Goal of the exercise: Do any lines in the data below contain "JSON"? If so, copy every one of them.

Data for this task:
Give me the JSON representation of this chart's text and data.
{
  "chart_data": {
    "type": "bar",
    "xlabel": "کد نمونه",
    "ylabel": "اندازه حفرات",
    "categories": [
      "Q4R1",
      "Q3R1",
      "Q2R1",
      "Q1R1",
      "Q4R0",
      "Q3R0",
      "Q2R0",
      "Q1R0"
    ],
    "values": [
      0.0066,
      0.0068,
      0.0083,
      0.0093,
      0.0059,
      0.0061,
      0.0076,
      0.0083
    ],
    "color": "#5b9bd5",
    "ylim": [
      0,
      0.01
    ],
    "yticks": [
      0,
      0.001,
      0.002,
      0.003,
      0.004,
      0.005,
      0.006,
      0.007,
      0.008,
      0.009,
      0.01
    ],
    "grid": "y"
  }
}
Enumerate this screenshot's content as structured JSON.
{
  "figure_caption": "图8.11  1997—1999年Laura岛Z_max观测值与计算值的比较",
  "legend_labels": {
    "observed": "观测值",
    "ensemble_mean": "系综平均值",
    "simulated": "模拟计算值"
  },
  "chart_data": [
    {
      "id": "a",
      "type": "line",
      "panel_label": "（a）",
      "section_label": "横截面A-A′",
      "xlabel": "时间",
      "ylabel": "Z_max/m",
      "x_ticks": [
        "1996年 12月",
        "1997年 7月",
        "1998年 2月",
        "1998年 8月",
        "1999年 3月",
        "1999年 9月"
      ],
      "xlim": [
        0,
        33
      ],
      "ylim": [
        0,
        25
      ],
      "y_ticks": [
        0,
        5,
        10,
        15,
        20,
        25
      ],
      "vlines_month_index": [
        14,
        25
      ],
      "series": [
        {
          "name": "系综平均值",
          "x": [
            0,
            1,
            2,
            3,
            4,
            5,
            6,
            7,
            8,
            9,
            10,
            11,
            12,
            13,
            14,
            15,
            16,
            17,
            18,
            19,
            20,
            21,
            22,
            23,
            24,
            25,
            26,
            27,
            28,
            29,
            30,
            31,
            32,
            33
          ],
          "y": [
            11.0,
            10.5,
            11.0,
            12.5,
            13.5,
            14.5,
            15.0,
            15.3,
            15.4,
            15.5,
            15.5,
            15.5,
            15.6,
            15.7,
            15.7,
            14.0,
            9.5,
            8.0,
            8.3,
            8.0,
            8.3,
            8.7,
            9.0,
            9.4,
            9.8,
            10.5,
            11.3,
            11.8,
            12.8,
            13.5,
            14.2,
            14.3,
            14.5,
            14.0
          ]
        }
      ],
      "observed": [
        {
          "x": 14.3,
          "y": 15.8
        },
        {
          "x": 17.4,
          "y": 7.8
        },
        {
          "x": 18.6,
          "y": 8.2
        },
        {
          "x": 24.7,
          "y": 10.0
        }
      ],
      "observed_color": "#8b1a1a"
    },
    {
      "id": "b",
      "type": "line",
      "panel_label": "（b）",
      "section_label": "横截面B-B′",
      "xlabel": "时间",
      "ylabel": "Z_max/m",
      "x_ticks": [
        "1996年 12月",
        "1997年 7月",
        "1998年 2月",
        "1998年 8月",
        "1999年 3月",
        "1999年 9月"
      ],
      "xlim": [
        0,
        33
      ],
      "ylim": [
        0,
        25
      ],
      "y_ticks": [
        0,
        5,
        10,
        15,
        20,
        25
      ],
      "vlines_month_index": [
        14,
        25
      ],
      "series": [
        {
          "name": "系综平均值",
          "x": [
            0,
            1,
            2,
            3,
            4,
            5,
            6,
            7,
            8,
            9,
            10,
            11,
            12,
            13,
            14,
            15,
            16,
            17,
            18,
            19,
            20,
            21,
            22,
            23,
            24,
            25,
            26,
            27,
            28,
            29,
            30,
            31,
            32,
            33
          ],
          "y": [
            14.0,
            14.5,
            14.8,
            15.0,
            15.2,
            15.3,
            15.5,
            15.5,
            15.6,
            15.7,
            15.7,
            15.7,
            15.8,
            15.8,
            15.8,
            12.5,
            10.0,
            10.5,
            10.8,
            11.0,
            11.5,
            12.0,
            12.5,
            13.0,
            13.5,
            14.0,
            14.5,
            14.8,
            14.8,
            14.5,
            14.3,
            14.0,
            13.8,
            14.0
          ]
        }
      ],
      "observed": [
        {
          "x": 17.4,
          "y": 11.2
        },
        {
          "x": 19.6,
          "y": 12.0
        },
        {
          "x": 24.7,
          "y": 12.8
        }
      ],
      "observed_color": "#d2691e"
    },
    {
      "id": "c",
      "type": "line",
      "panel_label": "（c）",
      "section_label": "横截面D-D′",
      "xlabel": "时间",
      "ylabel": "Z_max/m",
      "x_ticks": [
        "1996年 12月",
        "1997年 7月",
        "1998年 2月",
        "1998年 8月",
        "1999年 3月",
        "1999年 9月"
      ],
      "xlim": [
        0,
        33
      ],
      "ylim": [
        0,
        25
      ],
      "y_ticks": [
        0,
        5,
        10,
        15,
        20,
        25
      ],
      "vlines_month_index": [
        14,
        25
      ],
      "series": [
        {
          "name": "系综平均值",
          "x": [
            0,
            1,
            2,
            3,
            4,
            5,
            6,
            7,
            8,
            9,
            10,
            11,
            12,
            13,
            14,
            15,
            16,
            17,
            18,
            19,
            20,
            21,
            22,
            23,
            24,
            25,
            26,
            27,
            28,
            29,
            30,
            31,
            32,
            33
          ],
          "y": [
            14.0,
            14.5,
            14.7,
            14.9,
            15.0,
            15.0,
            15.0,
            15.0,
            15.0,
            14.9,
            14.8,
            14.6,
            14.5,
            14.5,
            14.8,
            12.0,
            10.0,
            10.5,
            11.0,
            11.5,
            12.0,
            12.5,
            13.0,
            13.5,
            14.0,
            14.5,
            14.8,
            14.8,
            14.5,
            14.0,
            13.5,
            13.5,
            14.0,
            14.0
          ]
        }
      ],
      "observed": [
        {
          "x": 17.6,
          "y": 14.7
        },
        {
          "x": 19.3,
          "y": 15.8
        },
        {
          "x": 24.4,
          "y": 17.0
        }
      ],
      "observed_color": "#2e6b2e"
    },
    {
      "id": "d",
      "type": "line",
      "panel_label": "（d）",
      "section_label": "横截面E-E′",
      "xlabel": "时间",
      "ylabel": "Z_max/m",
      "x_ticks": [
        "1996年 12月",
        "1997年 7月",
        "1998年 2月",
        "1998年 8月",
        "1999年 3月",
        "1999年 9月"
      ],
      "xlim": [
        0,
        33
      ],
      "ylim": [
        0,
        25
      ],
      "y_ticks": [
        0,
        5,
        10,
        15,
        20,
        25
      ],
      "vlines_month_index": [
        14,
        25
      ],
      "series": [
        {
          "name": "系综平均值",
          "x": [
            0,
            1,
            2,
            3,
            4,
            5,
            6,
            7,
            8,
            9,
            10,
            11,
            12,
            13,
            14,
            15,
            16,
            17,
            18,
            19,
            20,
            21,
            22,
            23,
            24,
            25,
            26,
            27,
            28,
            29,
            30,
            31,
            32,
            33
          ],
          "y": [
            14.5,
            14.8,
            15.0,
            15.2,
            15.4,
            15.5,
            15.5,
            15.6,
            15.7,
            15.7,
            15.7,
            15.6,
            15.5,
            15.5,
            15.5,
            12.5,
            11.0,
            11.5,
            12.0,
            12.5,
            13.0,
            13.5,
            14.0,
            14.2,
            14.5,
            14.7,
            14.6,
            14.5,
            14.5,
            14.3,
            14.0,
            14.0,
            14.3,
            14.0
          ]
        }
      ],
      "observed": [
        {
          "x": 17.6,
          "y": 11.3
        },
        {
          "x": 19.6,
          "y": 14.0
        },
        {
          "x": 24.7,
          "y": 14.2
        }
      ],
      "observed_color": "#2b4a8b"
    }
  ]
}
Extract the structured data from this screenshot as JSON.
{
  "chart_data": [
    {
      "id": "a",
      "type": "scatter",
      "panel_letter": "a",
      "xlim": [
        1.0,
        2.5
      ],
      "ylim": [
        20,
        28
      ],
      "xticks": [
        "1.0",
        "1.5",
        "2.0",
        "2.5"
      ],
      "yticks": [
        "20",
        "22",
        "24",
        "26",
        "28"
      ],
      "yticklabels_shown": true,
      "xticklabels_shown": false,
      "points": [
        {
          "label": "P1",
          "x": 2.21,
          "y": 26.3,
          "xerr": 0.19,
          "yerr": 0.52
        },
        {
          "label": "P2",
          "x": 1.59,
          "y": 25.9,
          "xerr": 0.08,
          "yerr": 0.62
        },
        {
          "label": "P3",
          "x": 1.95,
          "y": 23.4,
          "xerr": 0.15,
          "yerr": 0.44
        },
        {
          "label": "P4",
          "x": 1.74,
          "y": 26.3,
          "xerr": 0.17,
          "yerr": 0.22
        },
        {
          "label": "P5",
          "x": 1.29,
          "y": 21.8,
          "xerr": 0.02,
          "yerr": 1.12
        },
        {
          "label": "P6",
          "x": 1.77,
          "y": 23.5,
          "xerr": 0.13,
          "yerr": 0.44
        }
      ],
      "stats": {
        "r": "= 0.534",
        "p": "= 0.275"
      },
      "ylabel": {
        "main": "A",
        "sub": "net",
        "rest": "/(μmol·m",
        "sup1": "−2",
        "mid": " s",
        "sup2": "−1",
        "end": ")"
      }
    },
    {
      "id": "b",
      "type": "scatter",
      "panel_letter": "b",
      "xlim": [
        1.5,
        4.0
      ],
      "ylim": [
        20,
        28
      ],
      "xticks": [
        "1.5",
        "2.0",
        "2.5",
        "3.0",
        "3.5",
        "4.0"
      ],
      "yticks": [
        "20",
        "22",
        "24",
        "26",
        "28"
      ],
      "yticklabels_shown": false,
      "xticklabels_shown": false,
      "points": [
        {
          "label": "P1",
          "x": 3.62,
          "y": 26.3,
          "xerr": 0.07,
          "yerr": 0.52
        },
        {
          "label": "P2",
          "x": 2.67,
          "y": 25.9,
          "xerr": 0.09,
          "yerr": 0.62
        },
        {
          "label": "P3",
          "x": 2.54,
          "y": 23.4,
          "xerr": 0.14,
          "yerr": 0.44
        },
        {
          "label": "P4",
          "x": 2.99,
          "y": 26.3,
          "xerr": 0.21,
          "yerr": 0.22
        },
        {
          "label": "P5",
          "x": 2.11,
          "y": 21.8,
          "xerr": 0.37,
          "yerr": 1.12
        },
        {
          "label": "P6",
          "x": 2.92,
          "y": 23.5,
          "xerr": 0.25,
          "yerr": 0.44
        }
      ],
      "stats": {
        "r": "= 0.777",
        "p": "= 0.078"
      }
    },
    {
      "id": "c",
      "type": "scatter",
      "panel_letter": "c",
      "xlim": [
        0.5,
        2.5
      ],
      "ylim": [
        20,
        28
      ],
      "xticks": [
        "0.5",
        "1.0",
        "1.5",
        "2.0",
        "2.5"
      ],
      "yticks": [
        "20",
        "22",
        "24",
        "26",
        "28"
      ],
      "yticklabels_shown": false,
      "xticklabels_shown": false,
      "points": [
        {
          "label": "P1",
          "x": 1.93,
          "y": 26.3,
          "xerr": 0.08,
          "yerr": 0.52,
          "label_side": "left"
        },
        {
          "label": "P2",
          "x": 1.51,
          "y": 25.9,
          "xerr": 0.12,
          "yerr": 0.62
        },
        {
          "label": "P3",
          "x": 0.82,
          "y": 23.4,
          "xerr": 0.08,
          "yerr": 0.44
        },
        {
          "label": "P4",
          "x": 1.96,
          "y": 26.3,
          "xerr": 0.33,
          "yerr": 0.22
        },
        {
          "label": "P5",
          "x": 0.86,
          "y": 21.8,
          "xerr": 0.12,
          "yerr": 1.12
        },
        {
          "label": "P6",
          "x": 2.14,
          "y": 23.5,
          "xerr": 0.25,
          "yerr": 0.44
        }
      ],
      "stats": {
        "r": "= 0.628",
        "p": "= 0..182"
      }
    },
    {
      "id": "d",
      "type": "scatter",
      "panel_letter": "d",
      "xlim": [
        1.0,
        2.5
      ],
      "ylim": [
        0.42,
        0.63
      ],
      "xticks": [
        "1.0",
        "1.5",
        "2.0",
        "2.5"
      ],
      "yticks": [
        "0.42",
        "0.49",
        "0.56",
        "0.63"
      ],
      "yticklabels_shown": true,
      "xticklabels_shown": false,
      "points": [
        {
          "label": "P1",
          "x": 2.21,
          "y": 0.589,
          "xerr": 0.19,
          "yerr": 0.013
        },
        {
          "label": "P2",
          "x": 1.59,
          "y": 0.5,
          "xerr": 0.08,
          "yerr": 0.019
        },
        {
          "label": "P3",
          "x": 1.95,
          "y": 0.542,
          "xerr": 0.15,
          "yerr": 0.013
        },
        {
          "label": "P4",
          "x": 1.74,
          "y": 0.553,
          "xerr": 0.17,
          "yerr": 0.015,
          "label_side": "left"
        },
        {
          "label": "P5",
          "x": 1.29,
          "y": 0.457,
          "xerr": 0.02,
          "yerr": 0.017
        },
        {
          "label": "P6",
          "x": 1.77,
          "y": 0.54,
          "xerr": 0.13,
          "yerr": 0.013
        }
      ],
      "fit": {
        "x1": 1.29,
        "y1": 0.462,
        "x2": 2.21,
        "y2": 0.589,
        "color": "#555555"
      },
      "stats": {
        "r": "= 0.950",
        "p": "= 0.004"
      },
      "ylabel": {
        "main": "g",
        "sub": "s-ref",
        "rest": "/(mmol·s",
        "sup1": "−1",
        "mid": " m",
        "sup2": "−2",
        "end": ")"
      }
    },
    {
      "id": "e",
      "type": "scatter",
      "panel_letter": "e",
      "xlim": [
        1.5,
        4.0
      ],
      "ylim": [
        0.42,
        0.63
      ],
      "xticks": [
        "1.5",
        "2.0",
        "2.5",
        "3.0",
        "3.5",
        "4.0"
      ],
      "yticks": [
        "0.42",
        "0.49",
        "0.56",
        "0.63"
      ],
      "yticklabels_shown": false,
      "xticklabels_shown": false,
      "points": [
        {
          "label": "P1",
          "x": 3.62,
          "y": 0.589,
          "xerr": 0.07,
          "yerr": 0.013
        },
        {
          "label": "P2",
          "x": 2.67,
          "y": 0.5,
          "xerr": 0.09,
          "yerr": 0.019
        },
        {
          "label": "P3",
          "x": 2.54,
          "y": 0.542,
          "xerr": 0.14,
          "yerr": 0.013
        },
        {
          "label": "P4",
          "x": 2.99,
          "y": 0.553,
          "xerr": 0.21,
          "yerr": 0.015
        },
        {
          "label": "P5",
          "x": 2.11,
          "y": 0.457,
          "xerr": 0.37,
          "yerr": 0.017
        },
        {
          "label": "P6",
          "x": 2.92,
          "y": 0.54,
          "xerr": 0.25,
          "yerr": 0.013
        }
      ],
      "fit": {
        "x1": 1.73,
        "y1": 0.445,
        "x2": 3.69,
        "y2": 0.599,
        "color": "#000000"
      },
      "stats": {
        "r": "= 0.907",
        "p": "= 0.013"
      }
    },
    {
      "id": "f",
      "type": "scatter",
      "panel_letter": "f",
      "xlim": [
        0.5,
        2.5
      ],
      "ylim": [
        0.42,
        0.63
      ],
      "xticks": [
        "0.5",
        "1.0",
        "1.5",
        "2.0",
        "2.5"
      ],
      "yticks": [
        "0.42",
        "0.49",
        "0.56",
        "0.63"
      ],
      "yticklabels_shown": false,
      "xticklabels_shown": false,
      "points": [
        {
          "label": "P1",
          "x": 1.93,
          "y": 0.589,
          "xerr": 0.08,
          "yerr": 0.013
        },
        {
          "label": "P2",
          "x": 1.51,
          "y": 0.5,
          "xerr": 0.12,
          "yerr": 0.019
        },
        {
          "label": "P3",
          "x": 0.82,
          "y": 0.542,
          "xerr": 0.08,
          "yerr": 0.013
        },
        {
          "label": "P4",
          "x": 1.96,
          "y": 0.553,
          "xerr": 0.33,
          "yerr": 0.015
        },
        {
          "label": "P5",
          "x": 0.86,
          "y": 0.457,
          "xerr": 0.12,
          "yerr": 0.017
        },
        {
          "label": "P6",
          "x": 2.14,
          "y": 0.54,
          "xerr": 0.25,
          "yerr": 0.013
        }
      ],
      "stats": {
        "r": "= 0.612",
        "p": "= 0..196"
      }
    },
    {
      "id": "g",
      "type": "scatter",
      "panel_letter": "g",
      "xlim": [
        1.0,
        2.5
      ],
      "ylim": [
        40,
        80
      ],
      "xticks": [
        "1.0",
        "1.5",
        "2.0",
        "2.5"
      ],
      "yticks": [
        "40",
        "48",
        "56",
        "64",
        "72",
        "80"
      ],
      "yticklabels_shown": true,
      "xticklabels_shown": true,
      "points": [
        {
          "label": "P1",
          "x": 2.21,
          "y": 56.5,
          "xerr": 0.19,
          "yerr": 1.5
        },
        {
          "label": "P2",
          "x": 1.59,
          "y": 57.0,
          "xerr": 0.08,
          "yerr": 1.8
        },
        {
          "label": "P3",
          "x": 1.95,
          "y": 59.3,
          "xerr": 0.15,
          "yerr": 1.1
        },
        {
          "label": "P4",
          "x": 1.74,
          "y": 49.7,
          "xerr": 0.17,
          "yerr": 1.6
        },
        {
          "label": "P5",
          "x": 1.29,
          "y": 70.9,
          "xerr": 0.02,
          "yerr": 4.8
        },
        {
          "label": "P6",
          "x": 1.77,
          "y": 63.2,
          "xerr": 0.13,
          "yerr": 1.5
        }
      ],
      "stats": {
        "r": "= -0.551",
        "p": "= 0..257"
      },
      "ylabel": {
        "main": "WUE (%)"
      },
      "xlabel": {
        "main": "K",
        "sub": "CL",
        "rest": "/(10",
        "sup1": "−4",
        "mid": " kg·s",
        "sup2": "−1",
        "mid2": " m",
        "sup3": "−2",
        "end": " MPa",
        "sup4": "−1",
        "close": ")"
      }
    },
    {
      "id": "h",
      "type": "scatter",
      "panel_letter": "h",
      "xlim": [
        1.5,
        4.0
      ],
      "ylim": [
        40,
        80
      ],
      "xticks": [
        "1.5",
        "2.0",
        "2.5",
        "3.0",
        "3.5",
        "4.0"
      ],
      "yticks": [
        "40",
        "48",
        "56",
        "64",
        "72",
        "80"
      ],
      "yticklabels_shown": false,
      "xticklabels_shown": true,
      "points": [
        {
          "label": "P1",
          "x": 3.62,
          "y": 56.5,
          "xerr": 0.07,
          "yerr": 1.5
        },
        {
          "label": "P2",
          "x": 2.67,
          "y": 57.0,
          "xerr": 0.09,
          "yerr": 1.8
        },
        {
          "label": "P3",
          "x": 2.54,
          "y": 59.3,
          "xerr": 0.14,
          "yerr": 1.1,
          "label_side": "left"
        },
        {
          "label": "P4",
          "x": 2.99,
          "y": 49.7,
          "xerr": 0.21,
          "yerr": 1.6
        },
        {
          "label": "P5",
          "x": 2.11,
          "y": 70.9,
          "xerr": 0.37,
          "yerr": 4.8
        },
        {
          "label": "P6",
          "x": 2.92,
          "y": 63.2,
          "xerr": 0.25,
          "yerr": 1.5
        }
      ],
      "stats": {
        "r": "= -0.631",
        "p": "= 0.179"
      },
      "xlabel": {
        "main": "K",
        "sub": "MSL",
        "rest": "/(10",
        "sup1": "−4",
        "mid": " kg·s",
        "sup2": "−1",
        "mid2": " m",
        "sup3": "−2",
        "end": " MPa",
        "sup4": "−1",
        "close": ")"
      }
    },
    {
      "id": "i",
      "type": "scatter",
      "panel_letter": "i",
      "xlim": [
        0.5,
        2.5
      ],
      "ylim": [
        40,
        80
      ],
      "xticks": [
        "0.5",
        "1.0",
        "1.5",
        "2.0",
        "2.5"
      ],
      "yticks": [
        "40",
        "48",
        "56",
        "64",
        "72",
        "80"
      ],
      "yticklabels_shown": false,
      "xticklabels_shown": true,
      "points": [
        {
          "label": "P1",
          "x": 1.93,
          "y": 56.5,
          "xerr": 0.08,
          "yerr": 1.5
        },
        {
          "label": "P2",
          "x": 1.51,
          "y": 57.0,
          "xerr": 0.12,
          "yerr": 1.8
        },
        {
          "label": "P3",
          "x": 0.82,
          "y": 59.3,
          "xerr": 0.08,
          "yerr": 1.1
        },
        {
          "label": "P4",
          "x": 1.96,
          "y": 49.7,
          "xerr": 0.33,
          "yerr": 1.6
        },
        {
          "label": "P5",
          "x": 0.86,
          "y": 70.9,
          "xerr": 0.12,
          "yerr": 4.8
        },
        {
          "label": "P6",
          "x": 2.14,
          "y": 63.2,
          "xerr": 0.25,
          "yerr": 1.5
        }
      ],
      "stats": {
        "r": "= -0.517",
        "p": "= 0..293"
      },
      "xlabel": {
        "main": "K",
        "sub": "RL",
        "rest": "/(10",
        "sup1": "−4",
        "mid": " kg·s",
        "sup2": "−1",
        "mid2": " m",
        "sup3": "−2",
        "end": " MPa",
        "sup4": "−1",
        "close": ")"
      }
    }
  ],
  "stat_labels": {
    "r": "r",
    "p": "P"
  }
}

Reply to the task:
Give me the JSON representation of this chart's text and data.
Enumerate this screenshot's content as structured JSON.
Extract the structured data from this screenshot as JSON.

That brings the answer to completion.